— start of Extracted entries —

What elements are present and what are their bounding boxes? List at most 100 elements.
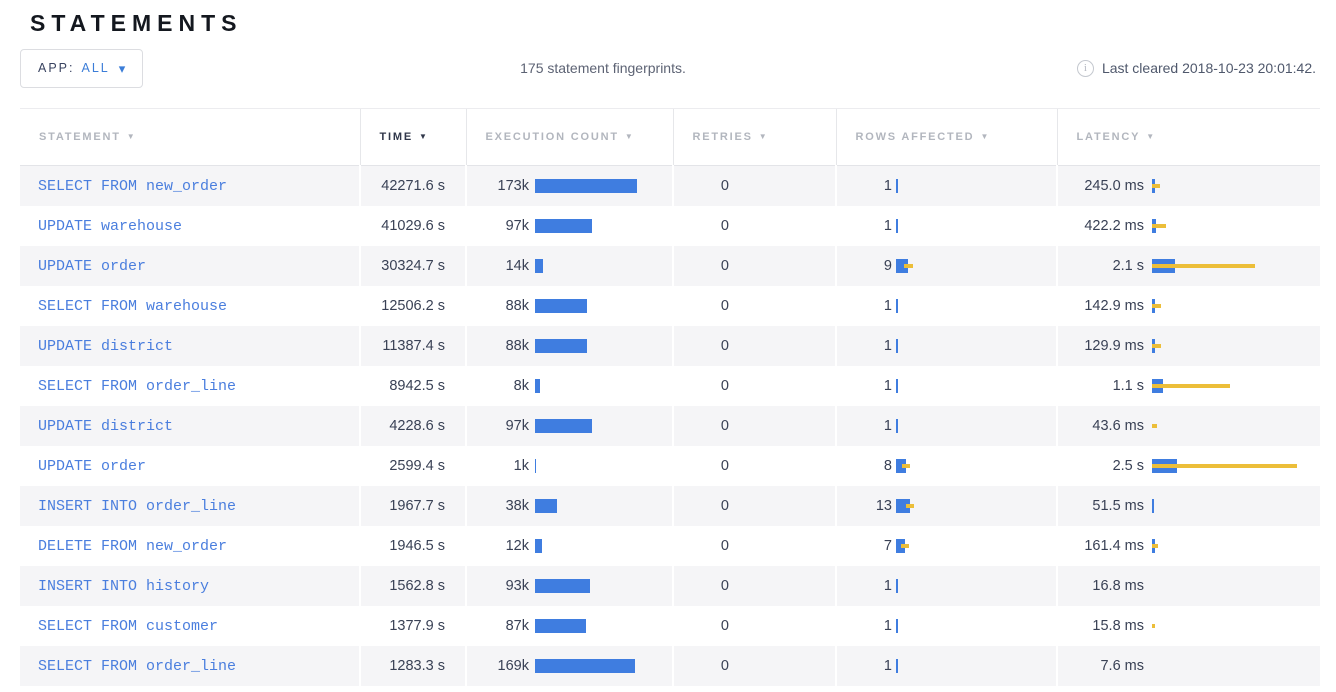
latency-stddev-bar <box>1152 464 1297 468</box>
retries-value: 0 <box>720 218 729 234</box>
time-value: 1946.5 s <box>389 538 445 554</box>
column-header-latency[interactable]: LATENCY ▼ <box>1056 108 1320 166</box>
statement-link[interactable]: DELETE FROM new_order <box>38 537 228 555</box>
rows-affected-value: 1 <box>883 578 892 594</box>
rows-affected-stddev-bar <box>901 544 909 548</box>
execution-count-value: 97k <box>505 218 529 234</box>
info-icon[interactable]: i <box>1076 59 1094 77</box>
execution-count-value: 87k <box>505 618 529 634</box>
app-filter-dropdown[interactable]: APP: ALL ▾ <box>20 48 144 88</box>
time-value: 11387.4 s <box>382 338 445 354</box>
statement-link[interactable]: UPDATE order <box>38 457 147 475</box>
rows-affected-value: 1 <box>883 378 892 394</box>
execution-count-bar <box>535 539 542 553</box>
rows-affected-value: 1 <box>883 178 892 194</box>
statement-link[interactable]: UPDATE district <box>38 337 174 355</box>
table-row: UPDATE district 4228.6 s 97k 0 1 43.6 ms <box>20 406 1320 446</box>
latency-value: 245.0 ms <box>1084 178 1144 194</box>
execution-count-bar <box>535 299 587 313</box>
statement-link[interactable]: UPDATE district <box>38 417 174 435</box>
execution-count-value: 169k <box>497 658 529 674</box>
table-row: INSERT INTO history 1562.8 s 93k 0 1 16.… <box>20 566 1320 606</box>
app-filter-value: ALL <box>81 61 110 75</box>
execution-count-bar <box>535 259 543 273</box>
sort-arrow-icon: ▼ <box>126 132 137 141</box>
retries-value: 0 <box>720 578 729 594</box>
rows-affected-bar <box>896 579 898 593</box>
statement-link[interactable]: UPDATE warehouse <box>38 217 183 235</box>
rows-affected-bar <box>896 419 898 433</box>
rows-affected-value: 1 <box>883 658 892 674</box>
statement-link[interactable]: INSERT INTO history <box>38 577 210 595</box>
rows-affected-bar <box>896 219 898 233</box>
execution-count-value: 88k <box>505 298 529 314</box>
execution-count-bar <box>535 219 592 233</box>
column-header-execution-count[interactable]: EXECUTION COUNT ▼ <box>465 108 673 166</box>
retries-value: 0 <box>720 298 729 314</box>
latency-value: 2.5 s <box>1112 458 1144 474</box>
time-value: 8942.5 s <box>389 378 445 394</box>
retries-value: 0 <box>720 338 729 354</box>
latency-stddev-bar <box>1152 624 1155 628</box>
rows-affected-bar <box>896 339 898 353</box>
statements-table: STATEMENT ▼ TIME ▼ EXECUTION COUNT ▼ RETRIE… <box>20 108 1320 686</box>
rows-affected-stddev-bar <box>902 464 910 468</box>
execution-count-value: 38k <box>505 498 529 514</box>
statement-link[interactable]: SELECT FROM new_order <box>38 177 228 195</box>
latency-stddev-bar <box>1152 384 1230 388</box>
statement-link[interactable]: SELECT FROM customer <box>38 617 219 635</box>
rows-affected-stddev-bar <box>903 264 913 268</box>
time-value: 1562.8 s <box>389 578 445 594</box>
execution-count-bar <box>535 379 540 393</box>
latency-stddev-bar <box>1152 264 1255 268</box>
latency-value: 15.8 ms <box>1092 618 1144 634</box>
statement-link[interactable]: SELECT FROM order_line <box>38 377 237 395</box>
app-filter-label: APP: <box>38 61 75 75</box>
column-header-retries[interactable]: RETRIES ▼ <box>672 108 836 166</box>
retries-value: 0 <box>720 498 729 514</box>
table-body: SELECT FROM new_order 42271.6 s 173k 0 1… <box>20 165 1320 686</box>
table-row: UPDATE order 2599.4 s 1k 0 8 2.5 s <box>20 446 1320 486</box>
table-row: SELECT FROM order_line 1283.3 s 169k 0 1… <box>20 646 1320 686</box>
execution-count-value: 97k <box>505 418 529 434</box>
table-row: SELECT FROM order_line 8942.5 s 8k 0 1 1… <box>20 366 1320 406</box>
retries-value: 0 <box>720 378 729 394</box>
statement-link[interactable]: SELECT FROM warehouse <box>38 297 228 315</box>
column-header-rows-affected[interactable]: ROWS AFFECTED ▼ <box>835 108 1057 166</box>
time-value: 41029.6 s <box>381 218 445 234</box>
sort-arrow-icon: ▼ <box>980 132 991 141</box>
execution-count-bar <box>535 179 637 193</box>
latency-value: 142.9 ms <box>1084 298 1144 314</box>
time-value: 1967.7 s <box>389 498 445 514</box>
rows-affected-bar <box>896 459 906 473</box>
rows-affected-value: 1 <box>883 418 892 434</box>
statement-link[interactable]: UPDATE order <box>38 257 147 275</box>
statement-link[interactable]: INSERT INTO order_line <box>38 497 237 515</box>
table-row: DELETE FROM new_order 1946.5 s 12k 0 7 1… <box>20 526 1320 566</box>
column-header-time[interactable]: TIME ▼ <box>359 108 466 166</box>
table-row: UPDATE order 30324.7 s 14k 0 9 2.1 s <box>20 246 1320 286</box>
sort-arrow-icon: ▼ <box>758 132 769 141</box>
rows-affected-bar <box>896 659 898 673</box>
execution-count-value: 173k <box>497 178 529 194</box>
retries-value: 0 <box>720 658 729 674</box>
retries-value: 0 <box>720 538 729 554</box>
latency-mean-bar <box>1152 499 1154 513</box>
statement-link[interactable]: SELECT FROM order_line <box>38 657 237 675</box>
time-value: 42271.6 s <box>381 178 445 194</box>
execution-count-value: 8k <box>513 378 529 394</box>
latency-value: 16.8 ms <box>1092 578 1144 594</box>
execution-count-bar <box>535 459 536 473</box>
rows-affected-bar <box>896 619 898 633</box>
latency-value: 129.9 ms <box>1084 338 1144 354</box>
execution-count-value: 93k <box>505 578 529 594</box>
rows-affected-value: 1 <box>883 218 892 234</box>
sort-arrow-icon: ▼ <box>624 132 635 141</box>
rows-affected-bar <box>896 179 898 193</box>
execution-count-value: 88k <box>505 338 529 354</box>
retries-value: 0 <box>720 458 729 474</box>
column-header-statement[interactable]: STATEMENT ▼ <box>20 108 360 166</box>
table-row: SELECT FROM customer 1377.9 s 87k 0 1 15… <box>20 606 1320 646</box>
rows-affected-value: 7 <box>883 538 892 554</box>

— end of Extracted entries —

Exercise description: Starting with the line containing "latency-stddev-bar <box>1152 464" and going on through the line containing "rows-affected-value: 1 <box>883 578", rewrite the records with "time-value" swapped for "duration-value", leaving everything else unchanged.

Expected output:
latency-stddev-bar <box>1152 464 1297 468</box>
retries-value: 0 <box>720 218 729 234</box>
duration-value: 1946.5 s <box>389 538 445 554</box>
column-header-latency[interactable]: LATENCY ▼ <box>1056 108 1320 166</box>
statement-link[interactable]: DELETE FROM new_order <box>38 537 228 555</box>
rows-affected-value: 1 <box>883 578 892 594</box>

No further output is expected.